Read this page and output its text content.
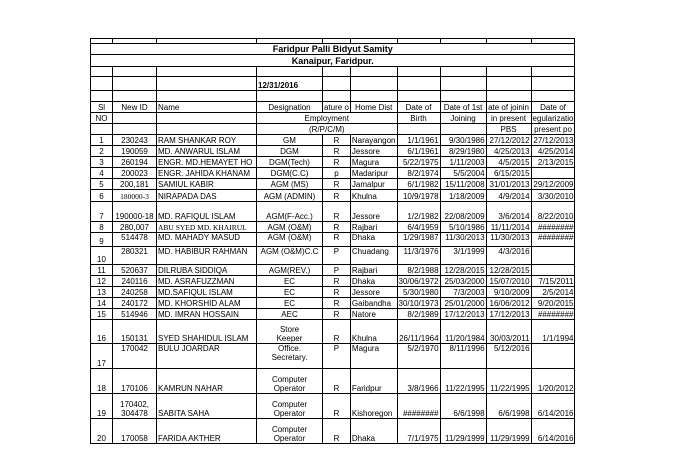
Faridpur Palli Bidyut Samity									
Kanaipur, Faridpur.									

			12/31/2016						

Sl	New ID	Name	Designation	ature o	Home Dist	Date of	Date of 1st	ate of joinin	Date of
NO			Employment			Birth	Joining	in present	egularizatio
			(R/P/C/M)					PBS	present po
1	230243	RAM SHANKAR ROY	GM	R	Narayangon	1/1/1961	9/30/1986	27/12/2012	27/12/2013
2	190059	MD. ANWARUL ISLAM	DGM	R	Jessore	6/1/1961	8/29/1980	4/25/2013	4/25/2014
3	260194	ENGR. MD.HEMAYET HO	DGM(Tech)	R	Magura	5/22/1975	1/11/2003	4/5/2015	2/13/2015
4	200023	ENGR. JAHIDA KHANAM	DGM(C.C)	p	Madaripur	8/2/1974	5/5/2004	6/15/2015	
5	200,181	SAMIUL KABIR	AGM (MS)	R	Jamalpur	6/1/1982	15/11/2008	31/01/2013	29/12/2009
6	180000-3	NIRAPADA DAS	AGM (ADMIN)	R	Khulna	10/9/1978	1/18/2009	4/9/2014	3/30/2010
7	190000-18	MD. RAFIQUL ISLAM	AGM(F-Acc.)	R	Jessore	1/2/1982	22/08/2009	3/6/2014	8/22/2010
8	280,007	ABU SYED MD. KHAIRUL	AGM (O&M)	R	Rajbari	6/4/1959	5/10/1986	11/11/2014	########
9	514478	MD. MAHADY MASUD	AGM (O&M)	R	Dhaka	1/29/1987	11/30/2013	11/30/2013	########
10	280321	MD. HABIBUR RAHMAN	AGM (O&M)C.C	P	Chuadang	11/3/1976	3/1/1999	4/3/2016	
11	520637	DILRUBA SIDDIQA	AGM(REV.)	P	Rajbari	8/2/1988	12/28/2015	12/28/2015	
12	240116	MD. ASRAFUZZMAN	EC	R	Dhaka	30/06/1972	25/03/2000	15/07/2010	7/15/2011
13	240258	MD.SAFIQUL ISLAM	EC	R	Jessore	5/30/1980	7/3/2003	9/10/2009	2/5/2014
14	240172	MD. KHORSHID ALAM	EC	R	Gaibandha	30/10/1973	25/01/2000	16/06/2012	9/20/2015
15	514946	MD. IMRAN HOSSAIN	AEC	R	Natore	8/2/1989	17/12/2013	17/12/2013	########
16	150131	SYED SHAHIDUL ISLAM	Store
Keeper	R	Khulna	26/11/1964	11/20/1984	30/03/2011	1/1/1994
17	170042	BULU JOARDAR	Office.
Secretary.	P	Magura	5/2/1970	8/11/1996	5/12/2016	
18	170106	KAMRUN NAHAR	Computer
Operator	R	Faridpur	3/8/1966	11/22/1995	11/22/1995	1/20/2012
19	170402,
304478	SABITA SAHA	Computer
Operator	R	Kishoregon	########	6/6/1998	6/6/1998	6/14/2016
20	170058	FARIDA AKTHER	Computer
Operator	R	Dhaka	7/1/1975	11/29/1999	11/29/1999	6/14/2016
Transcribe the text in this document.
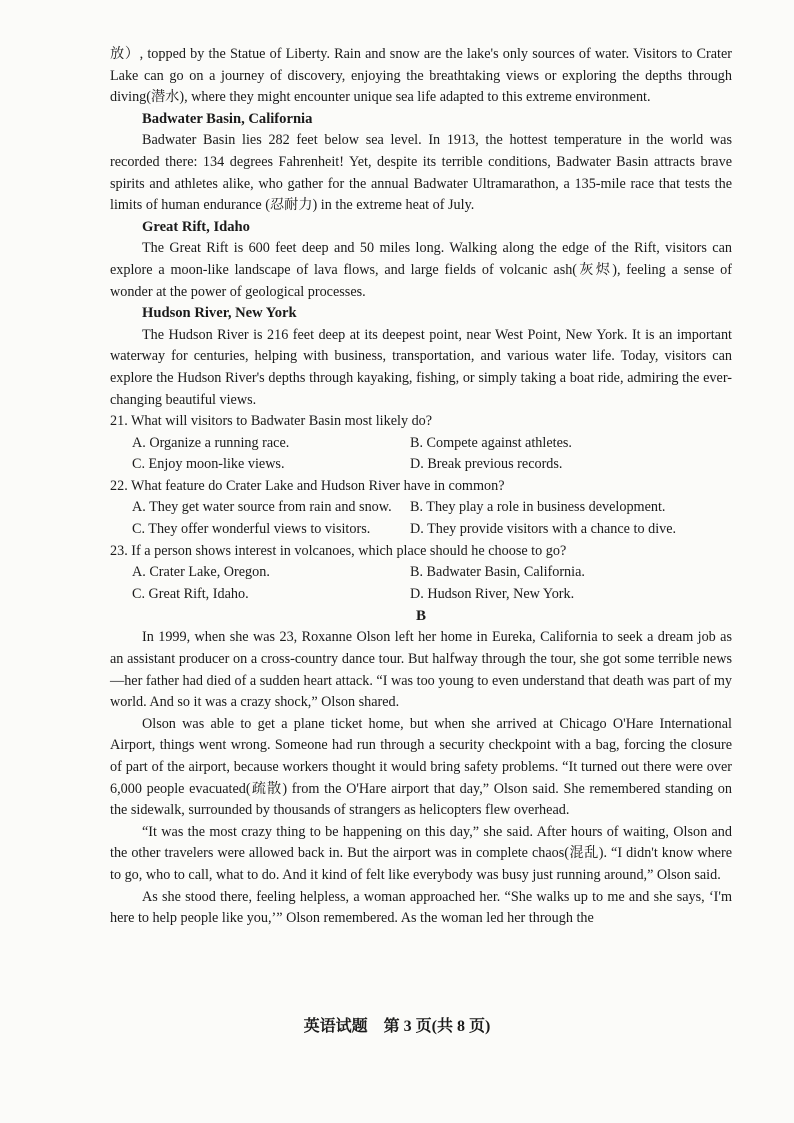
放）, topped by the Statue of Liberty. Rain and snow are the lake's only sources of water. Visitors to Crater Lake can go on a journey of discovery, enjoying the breathtaking views or exploring the depths through diving(潜水), where they might encounter unique sea life adapted to this extreme environment.

Badwater Basin, California

Badwater Basin lies 282 feet below sea level. In 1913, the hottest temperature in the world was recorded there: 134 degrees Fahrenheit! Yet, despite its terrible conditions, Badwater Basin attracts brave spirits and athletes alike, who gather for the annual Badwater Ultramarathon, a 135-mile race that tests the limits of human endurance (忍耐力) in the extreme heat of July.

Great Rift, Idaho

The Great Rift is 600 feet deep and 50 miles long. Walking along the edge of the Rift, visitors can explore a moon-like landscape of lava flows, and large fields of volcanic ash(灰烬), feeling a sense of wonder at the power of geological processes.

Hudson River, New York

The Hudson River is 216 feet deep at its deepest point, near West Point, New York. It is an important waterway for centuries, helping with business, transportation, and various water life. Today, visitors can explore the Hudson River's depths through kayaking, fishing, or simply taking a boat ride, admiring the ever-changing beautiful views.

21. What will visitors to Badwater Basin most likely do?

A. Organize a running race.	B. Compete against athletes.
C. Enjoy moon-like views.	D. Break previous records.

22. What feature do Crater Lake and Hudson River have in common?

A. They get water source from rain and snow.	B. They play a role in business development.
C. They offer wonderful views to visitors.	D. They provide visitors with a chance to dive.

23. If a person shows interest in volcanoes, which place should he choose to go?

A. Crater Lake, Oregon.	B. Badwater Basin, California.
C. Great Rift, Idaho.	D. Hudson River, New York.

B

In 1999, when she was 23, Roxanne Olson left her home in Eureka, California to seek a dream job as an assistant producer on a cross-country dance tour. But halfway through the tour, she got some terrible news—her father had died of a sudden heart attack. “I was too young to even understand that death was part of my world. And so it was a crazy shock,” Olson shared.

Olson was able to get a plane ticket home, but when she arrived at Chicago O'Hare International Airport, things went wrong. Someone had run through a security checkpoint with a bag, forcing the closure of part of the airport, because workers thought it would bring safety problems. “It turned out there were over 6,000 people evacuated(疏散) from the O'Hare airport that day,” Olson said. She remembered standing on the sidewalk, surrounded by thousands of strangers as helicopters flew overhead.

“It was the most crazy thing to be happening on this day,” she said. After hours of waiting, Olson and the other travelers were allowed back in. But the airport was in complete chaos(混乱). “I didn't know where to go, who to call, what to do. And it kind of felt like everybody was busy just running around,” Olson said.

As she stood there, feeling helpless, a woman approached her. “She walks up to me and she says, ‘I'm here to help people like you,’” Olson remembered. As the woman led her through the

英语试题　第 3 页(共 8 页)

→ **Written request**
Strip out the images, then output the records above word for word.

→ **Response to this task**
Read this page and output its text content.
Faridpur Palli Bidyut Samity									
Kanaipur, Faridpur.									

			12/31/2016						

Sl	New ID	Name	Designation	ature o	Home Dist	Date of	Date of 1st	ate of joinin	Date of
NO			Employment			Birth	Joining	in present	egularizatio
			(R/P/C/M)					PBS	present po
1	230243	RAM SHANKAR ROY	GM	R	Narayangon	1/1/1961	9/30/1986	27/12/2012	27/12/2013
2	190059	MD. ANWARUL ISLAM	DGM	R	Jessore	6/1/1961	8/29/1980	4/25/2013	4/25/2014
3	260194	ENGR. MD.HEMAYET HO	DGM(Tech)	R	Magura	5/22/1975	1/11/2003	4/5/2015	2/13/2015
4	200023	ENGR. JAHIDA KHANAM	DGM(C.C)	p	Madaripur	8/2/1974	5/5/2004	6/15/2015	
5	200,181	SAMIUL KABIR	AGM (MS)	R	Jamalpur	6/1/1982	15/11/2008	31/01/2013	29/12/2009
6	180000-3	NIRAPADA DAS	AGM (ADMIN)	R	Khulna	10/9/1978	1/18/2009	4/9/2014	3/30/2010
7	190000-18	MD. RAFIQUL ISLAM	AGM(F-Acc.)	R	Jessore	1/2/1982	22/08/2009	3/6/2014	8/22/2010
8	280,007	ABU SYED MD. KHAIRUL	AGM (O&M)	R	Rajbari	6/4/1959	5/10/1986	11/11/2014	########
9	514478	MD. MAHADY MASUD	AGM (O&M)	R	Dhaka	1/29/1987	11/30/2013	11/30/2013	########
10	280321	MD. HABIBUR RAHMAN	AGM (O&M)C.C	P	Chuadang	11/3/1976	3/1/1999	4/3/2016	
11	520637	DILRUBA SIDDIQA	AGM(REV.)	P	Rajbari	8/2/1988	12/28/2015	12/28/2015	
12	240116	MD. ASRAFUZZMAN	EC	R	Dhaka	30/06/1972	25/03/2000	15/07/2010	7/15/2011
13	240258	MD.SAFIQUL ISLAM	EC	R	Jessore	5/30/1980	7/3/2003	9/10/2009	2/5/2014
14	240172	MD. KHORSHID ALAM	EC	R	Gaibandha	30/10/1973	25/01/2000	16/06/2012	9/20/2015
15	514946	MD. IMRAN HOSSAIN	AEC	R	Natore	8/2/1989	17/12/2013	17/12/2013	########
16	150131	SYED SHAHIDUL ISLAM	Store
Keeper	R	Khulna	26/11/1964	11/20/1984	30/03/2011	1/1/1994
17	170042	BULU JOARDAR	Office.
Secretary.	P	Magura	5/2/1970	8/11/1996	5/12/2016	
18	170106	KAMRUN NAHAR	Computer
Operator	R	Faridpur	3/8/1966	11/22/1995	11/22/1995	1/20/2012
19	170402,
304478	SABITA SAHA	Computer
Operator	R	Kishoregon	########	6/6/1998	6/6/1998	6/14/2016
20	170058	FARIDA AKTHER	Computer
Operator	R	Dhaka	7/1/1975	11/29/1999	11/29/1999	6/14/2016
Transcribe the text in this document.
放）, topped by the Statue of Liberty. Rain and snow are the lake's only sources of water. Visitors to Crater Lake can go on a journey of discovery, enjoying the breathtaking views or exploring the depths through diving(潜水), where they might encounter unique sea life adapted to this extreme environment.

Badwater Basin, California

Badwater Basin lies 282 feet below sea level. In 1913, the hottest temperature in the world was recorded there: 134 degrees Fahrenheit! Yet, despite its terrible conditions, Badwater Basin attracts brave spirits and athletes alike, who gather for the annual Badwater Ultramarathon, a 135-mile race that tests the limits of human endurance (忍耐力) in the extreme heat of July.

Great Rift, Idaho

The Great Rift is 600 feet deep and 50 miles long. Walking along the edge of the Rift, visitors can explore a moon-like landscape of lava flows, and large fields of volcanic ash(灰烬), feeling a sense of wonder at the power of geological processes.

Hudson River, New York

The Hudson River is 216 feet deep at its deepest point, near West Point, New York. It is an important waterway for centuries, helping with business, transportation, and various water life. Today, visitors can explore the Hudson River's depths through kayaking, fishing, or simply taking a boat ride, admiring the ever-changing beautiful views.

21. What will visitors to Badwater Basin most likely do?

A. Organize a running race.	B. Compete against athletes.
C. Enjoy moon-like views.	D. Break previous records.

22. What feature do Crater Lake and Hudson River have in common?

A. They get water source from rain and snow.	B. They play a role in business development.
C. They offer wonderful views to visitors.	D. They provide visitors with a chance to dive.

23. If a person shows interest in volcanoes, which place should he choose to go?

A. Crater Lake, Oregon.	B. Badwater Basin, California.
C. Great Rift, Idaho.	D. Hudson River, New York.

B

In 1999, when she was 23, Roxanne Olson left her home in Eureka, California to seek a dream job as an assistant producer on a cross-country dance tour. But halfway through the tour, she got some terrible news—her father had died of a sudden heart attack. “I was too young to even understand that death was part of my world. And so it was a crazy shock,” Olson shared.

Olson was able to get a plane ticket home, but when she arrived at Chicago O'Hare International Airport, things went wrong. Someone had run through a security checkpoint with a bag, forcing the closure of part of the airport, because workers thought it would bring safety problems. “It turned out there were over 6,000 people evacuated(疏散) from the O'Hare airport that day,” Olson said. She remembered standing on the sidewalk, surrounded by thousands of strangers as helicopters flew overhead.

“It was the most crazy thing to be happening on this day,” she said. After hours of waiting, Olson and the other travelers were allowed back in. But the airport was in complete chaos(混乱). “I didn't know where to go, who to call, what to do. And it kind of felt like everybody was busy just running around,” Olson said.

As she stood there, feeling helpless, a woman approached her. “She walks up to me and she says, ‘I'm here to help people like you,’” Olson remembered. As the woman led her through the

英语试题　第 3 页(共 8 页)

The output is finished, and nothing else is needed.